**Problem statement:** Wherever the string "JSON" appears in the listing, copy that line.

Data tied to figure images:
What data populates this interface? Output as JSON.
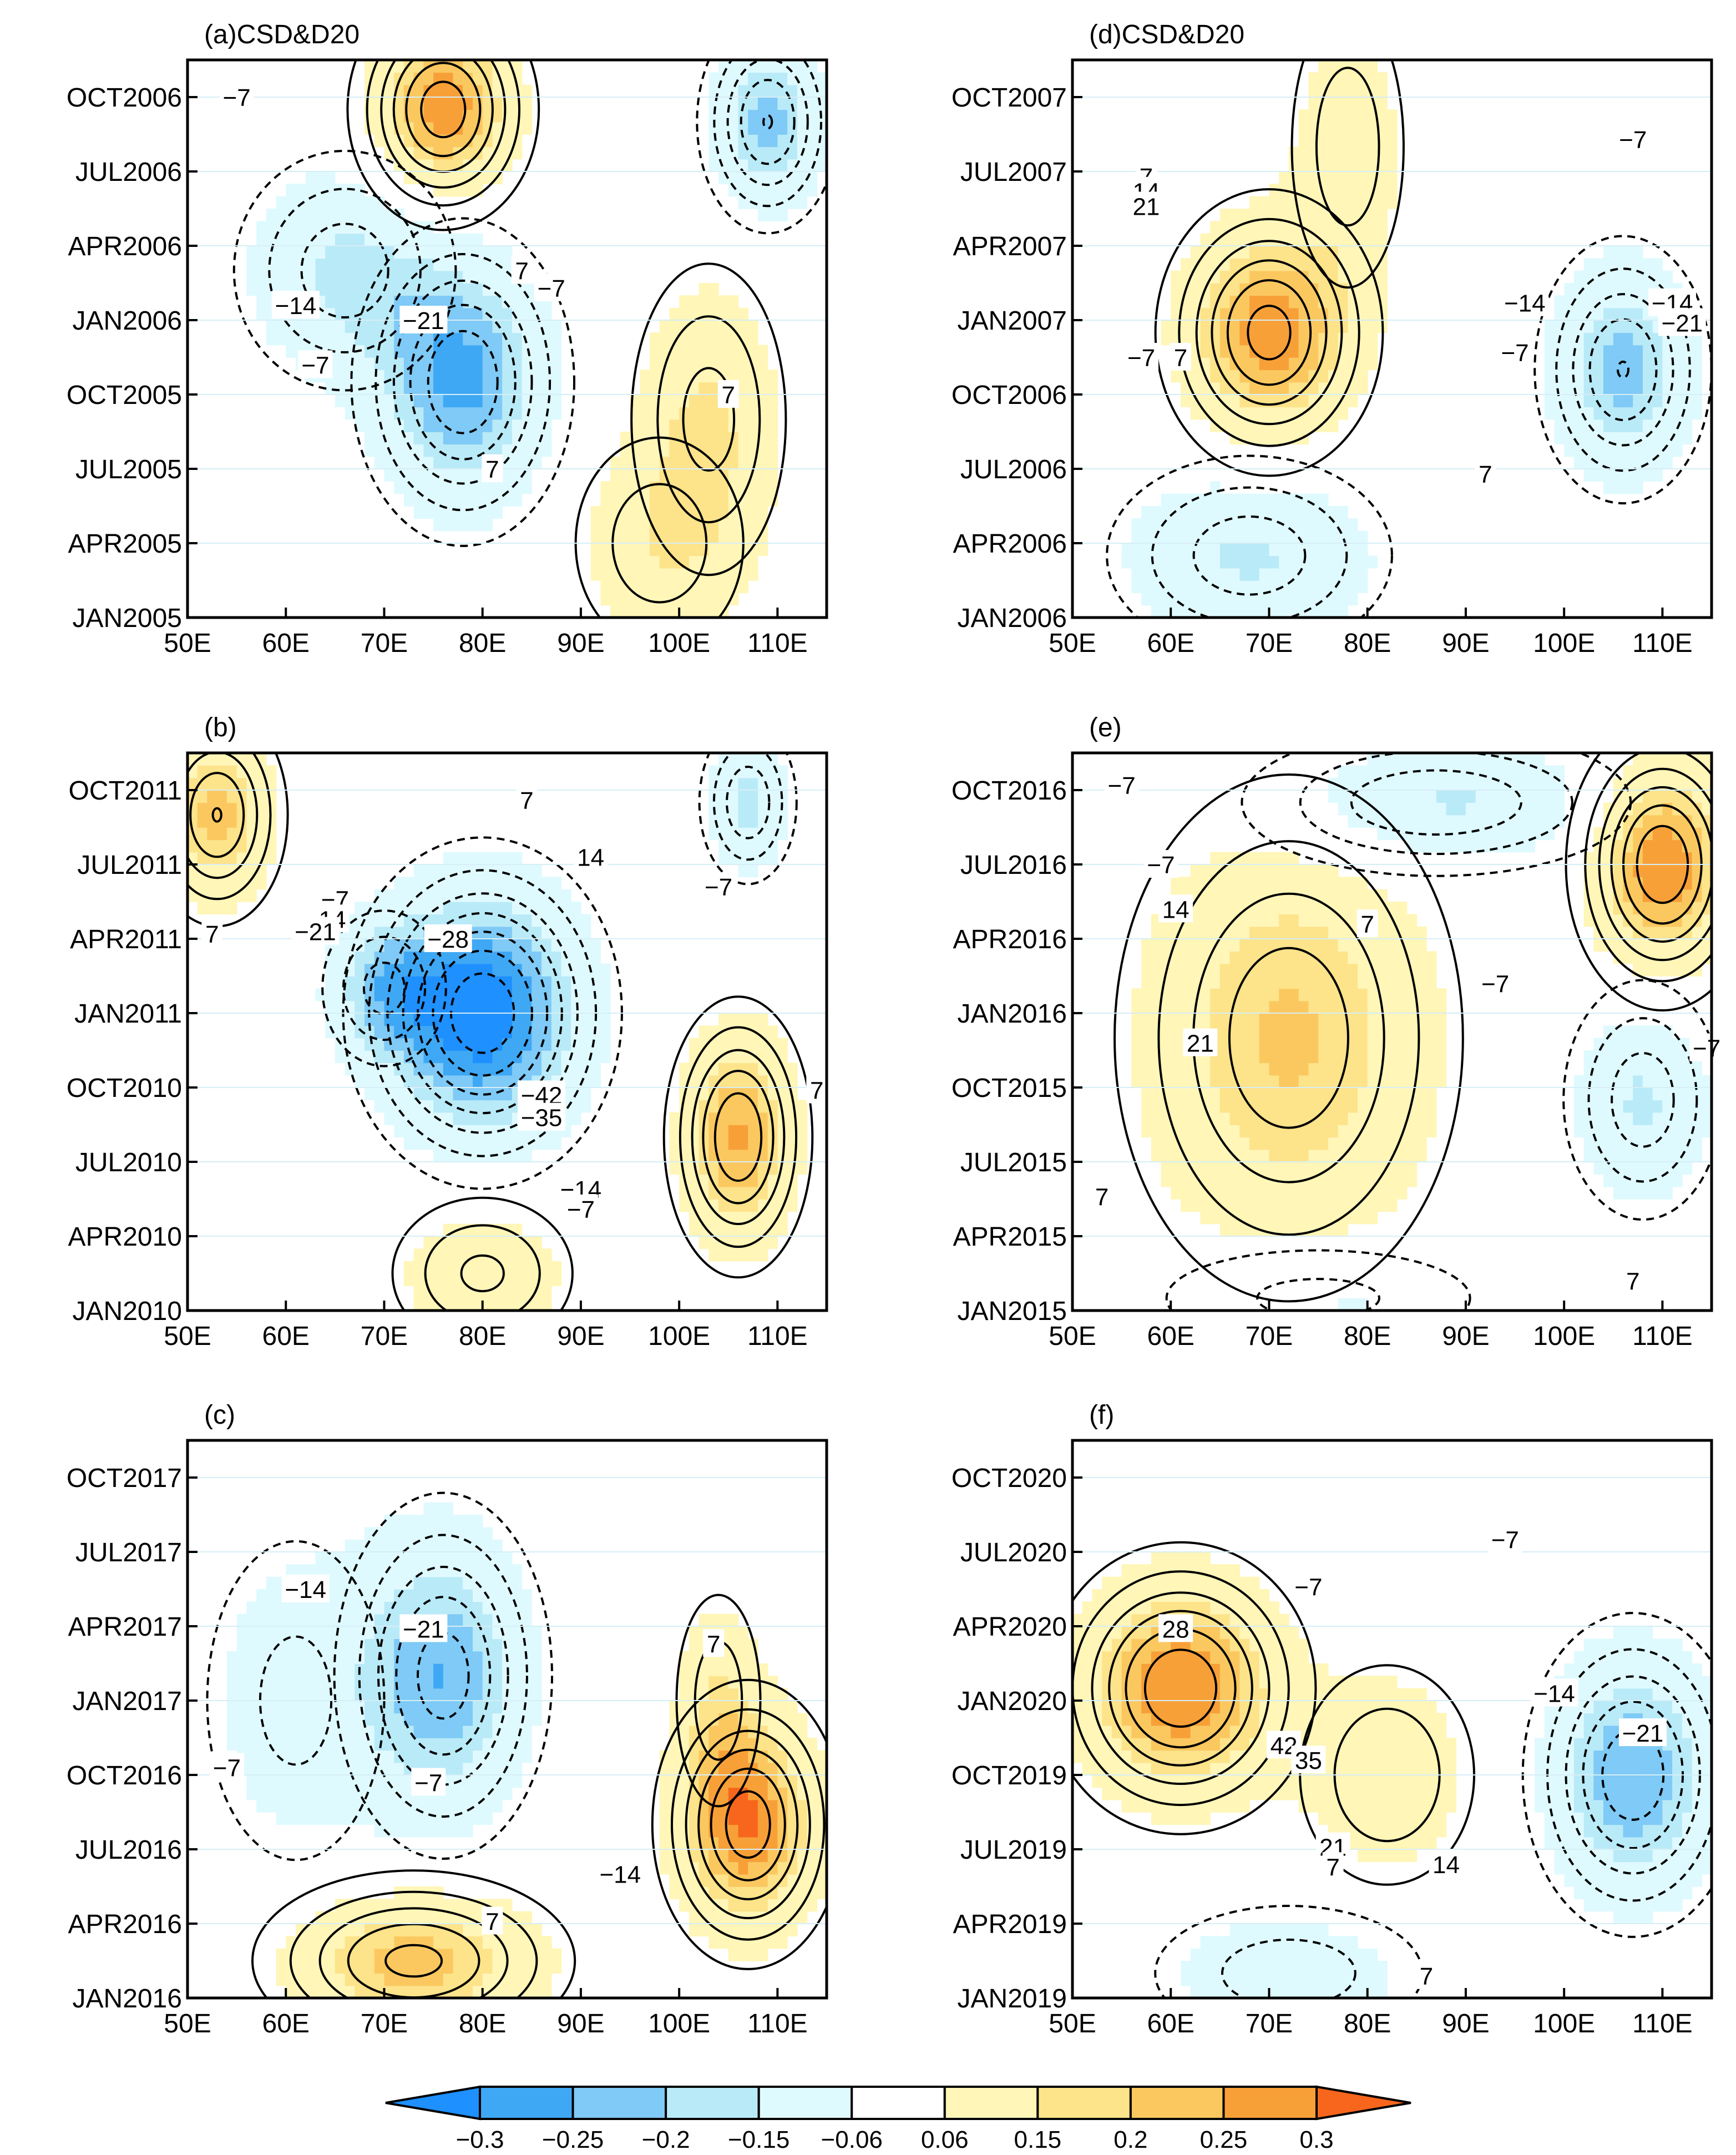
{
  "figure": {
    "background": "#ffffff"
  },
  "colors": {
    "shade_scale": [
      "#1e90ff",
      "#3fa8f5",
      "#7fcaf6",
      "#b9eaf8",
      "#dffaff",
      "#ffffff",
      "#fff6b8",
      "#fde38a",
      "#fbc860",
      "#f8a038",
      "#f7661c"
    ]
  },
  "chart_data": [
    {
      "type": "heatmap",
      "panel_label": "(a)CSD&D20",
      "title": "(a)CSD&D20",
      "xlabel": "",
      "ylabel": "",
      "x_ticks": [
        "50E",
        "60E",
        "70E",
        "80E",
        "90E",
        "100E",
        "110E"
      ],
      "y_ticks": [
        "JAN2005",
        "APR2005",
        "JUL2005",
        "OCT2005",
        "JAN2006",
        "APR2006",
        "JUL2006",
        "OCT2006"
      ],
      "xlim": [
        50,
        115
      ],
      "ylim_months": [
        0,
        22.5
      ],
      "shading_levels": [
        -0.3,
        -0.25,
        -0.2,
        -0.15,
        -0.06,
        0.06,
        0.15,
        0.2,
        0.25,
        0.3
      ],
      "contour_interval": 7,
      "blobs": [
        {
          "lon": 76,
          "mon": 20.5,
          "amp": 0.29,
          "slon": 5,
          "smon": 2.5
        },
        {
          "lon": 109,
          "mon": 20,
          "amp": -0.22,
          "slon": 4,
          "smon": 2.5
        },
        {
          "lon": 78,
          "mon": 9.5,
          "amp": -0.26,
          "slon": 6,
          "smon": 3.5
        },
        {
          "lon": 66,
          "mon": 14,
          "amp": -0.16,
          "slon": 7,
          "smon": 3
        },
        {
          "lon": 103,
          "mon": 8,
          "amp": 0.15,
          "slon": 5,
          "smon": 4
        },
        {
          "lon": 98,
          "mon": 3,
          "amp": 0.12,
          "slon": 6,
          "smon": 3
        }
      ],
      "contour_labels": [
        {
          "text": "-7",
          "lon": 55,
          "mon": 21
        },
        {
          "text": "-14",
          "lon": 61,
          "mon": 12.6
        },
        {
          "text": "-21",
          "lon": 74,
          "mon": 12
        },
        {
          "text": "-7",
          "lon": 63,
          "mon": 10.2
        },
        {
          "text": "7",
          "lon": 84,
          "mon": 14
        },
        {
          "text": "-7",
          "lon": 87,
          "mon": 13.3
        },
        {
          "text": "7",
          "lon": 105,
          "mon": 9
        },
        {
          "text": "7",
          "lon": 81,
          "mon": 6
        }
      ]
    },
    {
      "type": "heatmap",
      "panel_label": "(b)",
      "title": "(b)",
      "xlabel": "",
      "ylabel": "",
      "x_ticks": [
        "50E",
        "60E",
        "70E",
        "80E",
        "90E",
        "100E",
        "110E"
      ],
      "y_ticks": [
        "JAN2010",
        "APR2010",
        "JUL2010",
        "OCT2010",
        "JAN2011",
        "APR2011",
        "JUL2011",
        "OCT2011"
      ],
      "xlim": [
        50,
        115
      ],
      "ylim_months": [
        0,
        22.5
      ],
      "shading_levels": [
        -0.3,
        -0.25,
        -0.2,
        -0.15,
        -0.06,
        0.06,
        0.15,
        0.2,
        0.25,
        0.3
      ],
      "contour_interval": 7,
      "blobs": [
        {
          "lon": 80,
          "mon": 12,
          "amp": -0.34,
          "slon": 7,
          "smon": 3.5
        },
        {
          "lon": 70,
          "mon": 13,
          "amp": -0.15,
          "slon": 4,
          "smon": 2
        },
        {
          "lon": 53,
          "mon": 20,
          "amp": 0.22,
          "slon": 4,
          "smon": 2.5
        },
        {
          "lon": 106,
          "mon": 7,
          "amp": 0.26,
          "slon": 4,
          "smon": 3
        },
        {
          "lon": 80,
          "mon": 1.5,
          "amp": 0.14,
          "slon": 6,
          "smon": 2
        },
        {
          "lon": 107,
          "mon": 20.5,
          "amp": -0.17,
          "slon": 3,
          "smon": 2
        }
      ],
      "contour_labels": [
        {
          "text": "7",
          "lon": 84.5,
          "mon": 20.6
        },
        {
          "text": "14",
          "lon": 91,
          "mon": 18.3
        },
        {
          "text": "-7",
          "lon": 104,
          "mon": 17.1
        },
        {
          "text": "-7",
          "lon": 65,
          "mon": 16.6
        },
        {
          "text": "-14",
          "lon": 64,
          "mon": 15.8
        },
        {
          "text": "-21",
          "lon": 63,
          "mon": 15.3
        },
        {
          "text": "7",
          "lon": 52.5,
          "mon": 15.2
        },
        {
          "text": "-28",
          "lon": 76.5,
          "mon": 15
        },
        {
          "text": "-42",
          "lon": 86,
          "mon": 8.7
        },
        {
          "text": "-35",
          "lon": 86,
          "mon": 7.8
        },
        {
          "text": "7",
          "lon": 114,
          "mon": 8.9
        },
        {
          "text": "-14",
          "lon": 90,
          "mon": 4.9
        },
        {
          "text": "-7",
          "lon": 90,
          "mon": 4.1
        }
      ]
    },
    {
      "type": "heatmap",
      "panel_label": "(c)",
      "title": "(c)",
      "xlabel": "",
      "ylabel": "",
      "x_ticks": [
        "50E",
        "60E",
        "70E",
        "80E",
        "90E",
        "100E",
        "110E"
      ],
      "y_ticks": [
        "JAN2016",
        "APR2016",
        "JUL2016",
        "OCT2016",
        "JAN2017",
        "APR2017",
        "JUL2017",
        "OCT2017"
      ],
      "xlim": [
        50,
        115
      ],
      "ylim_months": [
        0,
        22.5
      ],
      "shading_levels": [
        -0.3,
        -0.25,
        -0.2,
        -0.15,
        -0.06,
        0.06,
        0.15,
        0.2,
        0.25,
        0.3
      ],
      "contour_interval": 7,
      "blobs": [
        {
          "lon": 76,
          "mon": 13,
          "amp": -0.24,
          "slon": 6,
          "smon": 4
        },
        {
          "lon": 61,
          "mon": 12,
          "amp": -0.1,
          "slon": 7,
          "smon": 5
        },
        {
          "lon": 107,
          "mon": 7,
          "amp": 0.29,
          "slon": 5,
          "smon": 3
        },
        {
          "lon": 73,
          "mon": 1.5,
          "amp": 0.23,
          "slon": 9,
          "smon": 2
        },
        {
          "lon": 104,
          "mon": 12,
          "amp": 0.12,
          "slon": 3,
          "smon": 3
        }
      ],
      "contour_labels": [
        {
          "text": "-14",
          "lon": 62,
          "mon": 16.5
        },
        {
          "text": "-21",
          "lon": 74,
          "mon": 14.9
        },
        {
          "text": "7",
          "lon": 103.5,
          "mon": 14.3
        },
        {
          "text": "-7",
          "lon": 54,
          "mon": 9.3
        },
        {
          "text": "-7",
          "lon": 74.5,
          "mon": 8.7
        },
        {
          "text": "-14",
          "lon": 94,
          "mon": 5
        },
        {
          "text": "7",
          "lon": 81,
          "mon": 3.1
        }
      ]
    },
    {
      "type": "heatmap",
      "panel_label": "(d)CSD&D20",
      "title": "(d)CSD&D20",
      "xlabel": "",
      "ylabel": "",
      "x_ticks": [
        "50E",
        "60E",
        "70E",
        "80E",
        "90E",
        "100E",
        "110E"
      ],
      "y_ticks": [
        "JAN2006",
        "APR2006",
        "JUL2006",
        "OCT2006",
        "JAN2007",
        "APR2007",
        "JUL2007",
        "OCT2007"
      ],
      "xlim": [
        50,
        115
      ],
      "ylim_months": [
        0,
        22.5
      ],
      "shading_levels": [
        -0.3,
        -0.25,
        -0.2,
        -0.15,
        -0.06,
        0.06,
        0.15,
        0.2,
        0.25,
        0.3
      ],
      "contour_interval": 7,
      "blobs": [
        {
          "lon": 70,
          "mon": 11.5,
          "amp": 0.28,
          "slon": 6,
          "smon": 3
        },
        {
          "lon": 78,
          "mon": 19,
          "amp": 0.12,
          "slon": 4,
          "smon": 4
        },
        {
          "lon": 106,
          "mon": 10,
          "amp": -0.22,
          "slon": 5,
          "smon": 3
        },
        {
          "lon": 68,
          "mon": 2.5,
          "amp": -0.16,
          "slon": 9,
          "smon": 2.5
        }
      ],
      "contour_labels": [
        {
          "text": "-7",
          "lon": 107,
          "mon": 19.3
        },
        {
          "text": "7",
          "lon": 57.5,
          "mon": 17.8
        },
        {
          "text": "14",
          "lon": 57.5,
          "mon": 17.2
        },
        {
          "text": "21",
          "lon": 57.5,
          "mon": 16.6
        },
        {
          "text": "-14",
          "lon": 96,
          "mon": 12.7
        },
        {
          "text": "-14",
          "lon": 111,
          "mon": 12.7
        },
        {
          "text": "-21",
          "lon": 112,
          "mon": 11.9
        },
        {
          "text": "-7",
          "lon": 57,
          "mon": 10.5
        },
        {
          "text": "7",
          "lon": 61,
          "mon": 10.5
        },
        {
          "text": "-7",
          "lon": 95,
          "mon": 10.7
        },
        {
          "text": "7",
          "lon": 92,
          "mon": 5.8
        }
      ]
    },
    {
      "type": "heatmap",
      "panel_label": "(e)",
      "title": "(e)",
      "xlabel": "",
      "ylabel": "",
      "x_ticks": [
        "50E",
        "60E",
        "70E",
        "80E",
        "90E",
        "100E",
        "110E"
      ],
      "y_ticks": [
        "JAN2015",
        "APR2015",
        "JUL2015",
        "OCT2015",
        "JAN2016",
        "APR2016",
        "JUL2016",
        "OCT2016"
      ],
      "xlim": [
        50,
        115
      ],
      "ylim_months": [
        0,
        22.5
      ],
      "shading_levels": [
        -0.3,
        -0.25,
        -0.2,
        -0.15,
        -0.06,
        0.06,
        0.15,
        0.2,
        0.25,
        0.3
      ],
      "contour_interval": 7,
      "blobs": [
        {
          "lon": 72,
          "mon": 11,
          "amp": 0.21,
          "slon": 10,
          "smon": 6
        },
        {
          "lon": 110,
          "mon": 18,
          "amp": 0.3,
          "slon": 5,
          "smon": 3
        },
        {
          "lon": 87,
          "mon": 20.5,
          "amp": -0.17,
          "slon": 12,
          "smon": 1.8
        },
        {
          "lon": 108,
          "mon": 8.5,
          "amp": -0.16,
          "slon": 5,
          "smon": 3
        },
        {
          "lon": 75,
          "mon": 0.5,
          "amp": -0.1,
          "slon": 12,
          "smon": 1.5
        }
      ],
      "contour_labels": [
        {
          "text": "-7",
          "lon": 55,
          "mon": 21.2
        },
        {
          "text": "-7",
          "lon": 59,
          "mon": 18
        },
        {
          "text": "14",
          "lon": 60.5,
          "mon": 16.2
        },
        {
          "text": "7",
          "lon": 80,
          "mon": 15.6
        },
        {
          "text": "-7",
          "lon": 93,
          "mon": 13.2
        },
        {
          "text": "21",
          "lon": 63,
          "mon": 10.8
        },
        {
          "text": "7",
          "lon": 53,
          "mon": 4.6
        },
        {
          "text": "-7",
          "lon": 114.5,
          "mon": 10.6
        },
        {
          "text": "7",
          "lon": 107,
          "mon": 1.2
        }
      ]
    },
    {
      "type": "heatmap",
      "panel_label": "(f)",
      "title": "(f)",
      "xlabel": "",
      "ylabel": "",
      "x_ticks": [
        "50E",
        "60E",
        "70E",
        "80E",
        "90E",
        "100E",
        "110E"
      ],
      "y_ticks": [
        "JAN2019",
        "APR2019",
        "JUL2019",
        "OCT2019",
        "JAN2020",
        "APR2020",
        "JUL2020",
        "OCT2020"
      ],
      "xlim": [
        50,
        115
      ],
      "ylim_months": [
        0,
        22.5
      ],
      "shading_levels": [
        -0.3,
        -0.25,
        -0.2,
        -0.15,
        -0.06,
        0.06,
        0.15,
        0.2,
        0.25,
        0.3
      ],
      "contour_interval": 7,
      "blobs": [
        {
          "lon": 61,
          "mon": 12.5,
          "amp": 0.3,
          "slon": 7,
          "smon": 3
        },
        {
          "lon": 82,
          "mon": 9,
          "amp": 0.13,
          "slon": 6,
          "smon": 3
        },
        {
          "lon": 107,
          "mon": 9,
          "amp": -0.25,
          "slon": 6,
          "smon": 3.5
        },
        {
          "lon": 72,
          "mon": 1,
          "amp": -0.11,
          "slon": 10,
          "smon": 2
        }
      ],
      "contour_labels": [
        {
          "text": "-7",
          "lon": 94,
          "mon": 18.5
        },
        {
          "text": "-7",
          "lon": 74,
          "mon": 16.6
        },
        {
          "text": "28",
          "lon": 60.5,
          "mon": 14.9
        },
        {
          "text": "-14",
          "lon": 99,
          "mon": 12.3
        },
        {
          "text": "-21",
          "lon": 108,
          "mon": 10.7
        },
        {
          "text": "42",
          "lon": 71.5,
          "mon": 10.2
        },
        {
          "text": "35",
          "lon": 74,
          "mon": 9.6
        },
        {
          "text": "21",
          "lon": 76.5,
          "mon": 6.1
        },
        {
          "text": "7",
          "lon": 76.5,
          "mon": 5.3
        },
        {
          "text": "14",
          "lon": 88,
          "mon": 5.4
        },
        {
          "text": "7",
          "lon": 86,
          "mon": 0.9
        }
      ]
    }
  ],
  "colorbar": {
    "labels": [
      "-0.3",
      "-0.25",
      "-0.2",
      "-0.15",
      "-0.06",
      "0.06",
      "0.15",
      "0.2",
      "0.25",
      "0.3"
    ]
  }
}
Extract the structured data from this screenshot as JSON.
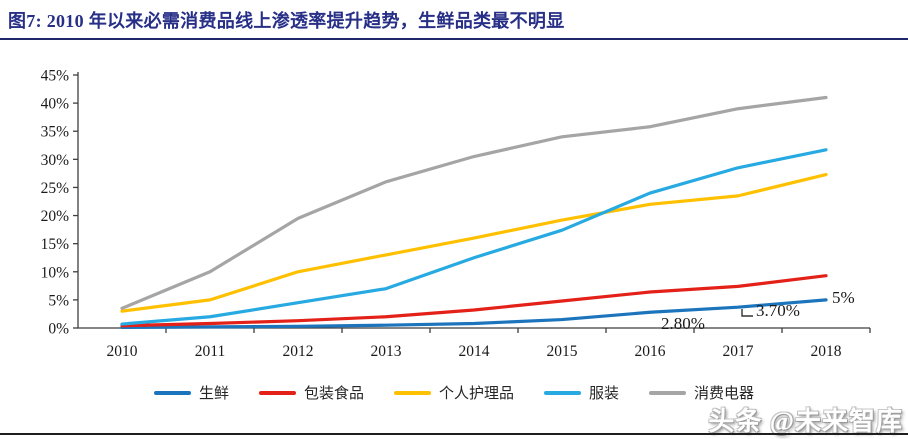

**Solution for this exercise:**
What data populates this interface? Output as JSON.
Extract the structured data from this screenshot as JSON.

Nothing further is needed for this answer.